REQUIREMENT: Every line of the material that follows must be printed again exactly.
=== LISTED ENTRIES ===
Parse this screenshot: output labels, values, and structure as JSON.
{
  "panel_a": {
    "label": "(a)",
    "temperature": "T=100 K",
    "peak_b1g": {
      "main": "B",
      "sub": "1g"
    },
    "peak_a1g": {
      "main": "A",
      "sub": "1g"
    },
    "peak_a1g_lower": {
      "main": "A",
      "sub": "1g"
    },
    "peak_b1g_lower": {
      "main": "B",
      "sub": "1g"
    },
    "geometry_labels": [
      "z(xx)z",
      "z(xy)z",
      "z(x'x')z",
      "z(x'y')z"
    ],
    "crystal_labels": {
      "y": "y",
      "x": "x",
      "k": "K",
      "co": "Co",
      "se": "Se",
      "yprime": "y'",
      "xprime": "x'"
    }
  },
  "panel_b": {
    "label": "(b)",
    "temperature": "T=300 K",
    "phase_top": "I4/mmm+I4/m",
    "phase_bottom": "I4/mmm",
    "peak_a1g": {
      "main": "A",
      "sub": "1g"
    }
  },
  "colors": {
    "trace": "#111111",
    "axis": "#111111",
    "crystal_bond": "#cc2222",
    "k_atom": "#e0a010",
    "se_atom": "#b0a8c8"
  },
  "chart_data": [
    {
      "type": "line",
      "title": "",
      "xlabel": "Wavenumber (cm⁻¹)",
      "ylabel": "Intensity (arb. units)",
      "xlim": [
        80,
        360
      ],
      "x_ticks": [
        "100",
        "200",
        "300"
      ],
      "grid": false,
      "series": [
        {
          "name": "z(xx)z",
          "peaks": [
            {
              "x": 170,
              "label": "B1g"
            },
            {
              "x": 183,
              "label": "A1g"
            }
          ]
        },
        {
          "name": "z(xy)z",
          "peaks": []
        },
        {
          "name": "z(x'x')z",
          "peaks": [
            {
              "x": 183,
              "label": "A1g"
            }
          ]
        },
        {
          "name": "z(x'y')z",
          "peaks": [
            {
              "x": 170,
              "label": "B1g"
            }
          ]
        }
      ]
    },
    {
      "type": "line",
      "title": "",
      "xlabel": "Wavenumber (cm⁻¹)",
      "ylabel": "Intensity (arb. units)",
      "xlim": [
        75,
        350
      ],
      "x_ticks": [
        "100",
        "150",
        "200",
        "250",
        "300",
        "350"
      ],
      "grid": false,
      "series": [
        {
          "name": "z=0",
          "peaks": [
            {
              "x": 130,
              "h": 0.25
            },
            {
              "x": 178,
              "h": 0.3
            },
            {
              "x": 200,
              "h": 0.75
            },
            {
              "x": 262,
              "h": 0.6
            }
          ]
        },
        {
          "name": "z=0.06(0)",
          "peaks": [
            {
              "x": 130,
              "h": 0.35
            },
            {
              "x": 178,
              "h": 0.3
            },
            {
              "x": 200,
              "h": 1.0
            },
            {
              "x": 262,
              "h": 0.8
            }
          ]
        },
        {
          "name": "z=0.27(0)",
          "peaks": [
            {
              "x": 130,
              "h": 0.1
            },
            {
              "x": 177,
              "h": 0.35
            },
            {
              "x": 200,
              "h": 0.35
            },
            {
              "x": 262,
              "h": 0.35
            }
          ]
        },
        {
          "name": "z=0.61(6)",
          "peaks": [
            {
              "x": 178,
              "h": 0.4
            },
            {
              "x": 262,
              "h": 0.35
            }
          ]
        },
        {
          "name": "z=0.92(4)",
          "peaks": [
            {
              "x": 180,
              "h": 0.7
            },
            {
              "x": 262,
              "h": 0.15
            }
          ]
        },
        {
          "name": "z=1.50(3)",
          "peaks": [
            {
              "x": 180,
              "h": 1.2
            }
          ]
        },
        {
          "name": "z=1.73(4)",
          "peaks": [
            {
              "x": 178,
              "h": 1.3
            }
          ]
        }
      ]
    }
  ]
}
===
EXERCISE RESPONSE:
Parse this screenshot: output labels, values, and structure as JSON.
{
  "panel_a": {
    "label": "(a)",
    "temperature": "T=100 K",
    "peak_b1g": {
      "main": "B",
      "sub": "1g"
    },
    "peak_a1g": {
      "main": "A",
      "sub": "1g"
    },
    "peak_a1g_lower": {
      "main": "A",
      "sub": "1g"
    },
    "peak_b1g_lower": {
      "main": "B",
      "sub": "1g"
    },
    "geometry_labels": [
      "z(xx)z",
      "z(xy)z",
      "z(x'x')z",
      "z(x'y')z"
    ],
    "crystal_labels": {
      "y": "y",
      "x": "x",
      "k": "K",
      "co": "Co",
      "se": "Se",
      "yprime": "y'",
      "xprime": "x'"
    }
  },
  "panel_b": {
    "label": "(b)",
    "temperature": "T=300 K",
    "phase_top": "I4/mmm+I4/m",
    "phase_bottom": "I4/mmm",
    "peak_a1g": {
      "main": "A",
      "sub": "1g"
    }
  },
  "colors": {
    "trace": "#111111",
    "axis": "#111111",
    "crystal_bond": "#cc2222",
    "k_atom": "#e0a010",
    "se_atom": "#b0a8c8"
  },
  "chart_data": [
    {
      "type": "line",
      "title": "",
      "xlabel": "Wavenumber (cm⁻¹)",
      "ylabel": "Intensity (arb. units)",
      "xlim": [
        80,
        360
      ],
      "x_ticks": [
        "100",
        "200",
        "300"
      ],
      "grid": false,
      "series": [
        {
          "name": "z(xx)z",
          "peaks": [
            {
              "x": 170,
              "label": "B1g"
            },
            {
              "x": 183,
              "label": "A1g"
            }
          ]
        },
        {
          "name": "z(xy)z",
          "peaks": []
        },
        {
          "name": "z(x'x')z",
          "peaks": [
            {
              "x": 183,
              "label": "A1g"
            }
          ]
        },
        {
          "name": "z(x'y')z",
          "peaks": [
            {
              "x": 170,
              "label": "B1g"
            }
          ]
        }
      ]
    },
    {
      "type": "line",
      "title": "",
      "xlabel": "Wavenumber (cm⁻¹)",
      "ylabel": "Intensity (arb. units)",
      "xlim": [
        75,
        350
      ],
      "x_ticks": [
        "100",
        "150",
        "200",
        "250",
        "300",
        "350"
      ],
      "grid": false,
      "series": [
        {
          "name": "z=0",
          "peaks": [
            {
              "x": 130,
              "h": 0.25
            },
            {
              "x": 178,
              "h": 0.3
            },
            {
              "x": 200,
              "h": 0.75
            },
            {
              "x": 262,
              "h": 0.6
            }
          ]
        },
        {
          "name": "z=0.06(0)",
          "peaks": [
            {
              "x": 130,
              "h": 0.35
            },
            {
              "x": 178,
              "h": 0.3
            },
            {
              "x": 200,
              "h": 1.0
            },
            {
              "x": 262,
              "h": 0.8
            }
          ]
        },
        {
          "name": "z=0.27(0)",
          "peaks": [
            {
              "x": 130,
              "h": 0.1
            },
            {
              "x": 177,
              "h": 0.35
            },
            {
              "x": 200,
              "h": 0.35
            },
            {
              "x": 262,
              "h": 0.35
            }
          ]
        },
        {
          "name": "z=0.61(6)",
          "peaks": [
            {
              "x": 178,
              "h": 0.4
            },
            {
              "x": 262,
              "h": 0.35
            }
          ]
        },
        {
          "name": "z=0.92(4)",
          "peaks": [
            {
              "x": 180,
              "h": 0.7
            },
            {
              "x": 262,
              "h": 0.15
            }
          ]
        },
        {
          "name": "z=1.50(3)",
          "peaks": [
            {
              "x": 180,
              "h": 1.2
            }
          ]
        },
        {
          "name": "z=1.73(4)",
          "peaks": [
            {
              "x": 178,
              "h": 1.3
            }
          ]
        }
      ]
    }
  ]
}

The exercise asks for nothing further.